◆ Problem requirements ◆
Write out only the tail of the records, beginning at the line containing "Output a JSON" and including the last line, exactly as written.

[BEGIN Given records]

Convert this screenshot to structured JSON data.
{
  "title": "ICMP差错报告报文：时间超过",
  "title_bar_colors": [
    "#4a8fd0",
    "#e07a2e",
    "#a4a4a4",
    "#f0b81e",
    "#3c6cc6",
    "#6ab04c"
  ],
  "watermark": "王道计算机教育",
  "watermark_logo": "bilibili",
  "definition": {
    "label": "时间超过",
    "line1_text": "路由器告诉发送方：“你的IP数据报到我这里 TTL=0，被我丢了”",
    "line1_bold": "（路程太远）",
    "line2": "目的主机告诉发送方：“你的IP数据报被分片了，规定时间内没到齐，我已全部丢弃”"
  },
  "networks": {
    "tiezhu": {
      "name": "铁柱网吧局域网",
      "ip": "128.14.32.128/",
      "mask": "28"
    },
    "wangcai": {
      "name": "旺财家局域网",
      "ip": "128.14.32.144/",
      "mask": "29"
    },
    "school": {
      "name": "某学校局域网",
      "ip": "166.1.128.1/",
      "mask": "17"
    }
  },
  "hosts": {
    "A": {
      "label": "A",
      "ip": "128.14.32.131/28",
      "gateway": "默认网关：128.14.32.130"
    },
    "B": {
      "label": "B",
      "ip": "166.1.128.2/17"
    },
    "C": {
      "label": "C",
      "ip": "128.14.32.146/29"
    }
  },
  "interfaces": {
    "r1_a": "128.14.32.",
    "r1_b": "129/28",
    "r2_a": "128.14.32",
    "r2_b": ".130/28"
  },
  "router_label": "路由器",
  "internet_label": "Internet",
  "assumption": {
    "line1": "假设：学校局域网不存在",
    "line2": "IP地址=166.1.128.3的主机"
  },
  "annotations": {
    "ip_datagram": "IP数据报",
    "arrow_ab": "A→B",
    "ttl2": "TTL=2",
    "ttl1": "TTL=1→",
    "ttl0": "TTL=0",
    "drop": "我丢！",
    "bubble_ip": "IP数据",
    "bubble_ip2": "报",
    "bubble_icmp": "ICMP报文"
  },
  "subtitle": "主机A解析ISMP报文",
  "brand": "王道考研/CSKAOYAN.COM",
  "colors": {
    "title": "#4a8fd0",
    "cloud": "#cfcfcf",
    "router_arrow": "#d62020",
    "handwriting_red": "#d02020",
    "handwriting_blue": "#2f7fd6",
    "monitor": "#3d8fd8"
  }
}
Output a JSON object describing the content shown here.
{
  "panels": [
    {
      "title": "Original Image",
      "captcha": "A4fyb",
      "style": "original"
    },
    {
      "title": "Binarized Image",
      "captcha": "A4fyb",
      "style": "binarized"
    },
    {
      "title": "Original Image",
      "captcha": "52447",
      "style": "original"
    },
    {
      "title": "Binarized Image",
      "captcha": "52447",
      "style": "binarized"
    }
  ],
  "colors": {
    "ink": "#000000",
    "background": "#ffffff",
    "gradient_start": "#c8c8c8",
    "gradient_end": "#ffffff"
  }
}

[END Given records]

◆ Response to this task ◆
Output a JSON object describing the content shown here.
{
  "panels": [
    {
      "title": "Original Image",
      "captcha": "A4fyb",
      "style": "original"
    },
    {
      "title": "Binarized Image",
      "captcha": "A4fyb",
      "style": "binarized"
    },
    {
      "title": "Original Image",
      "captcha": "52447",
      "style": "original"
    },
    {
      "title": "Binarized Image",
      "captcha": "52447",
      "style": "binarized"
    }
  ],
  "colors": {
    "ink": "#000000",
    "background": "#ffffff",
    "gradient_start": "#c8c8c8",
    "gradient_end": "#ffffff"
  }
}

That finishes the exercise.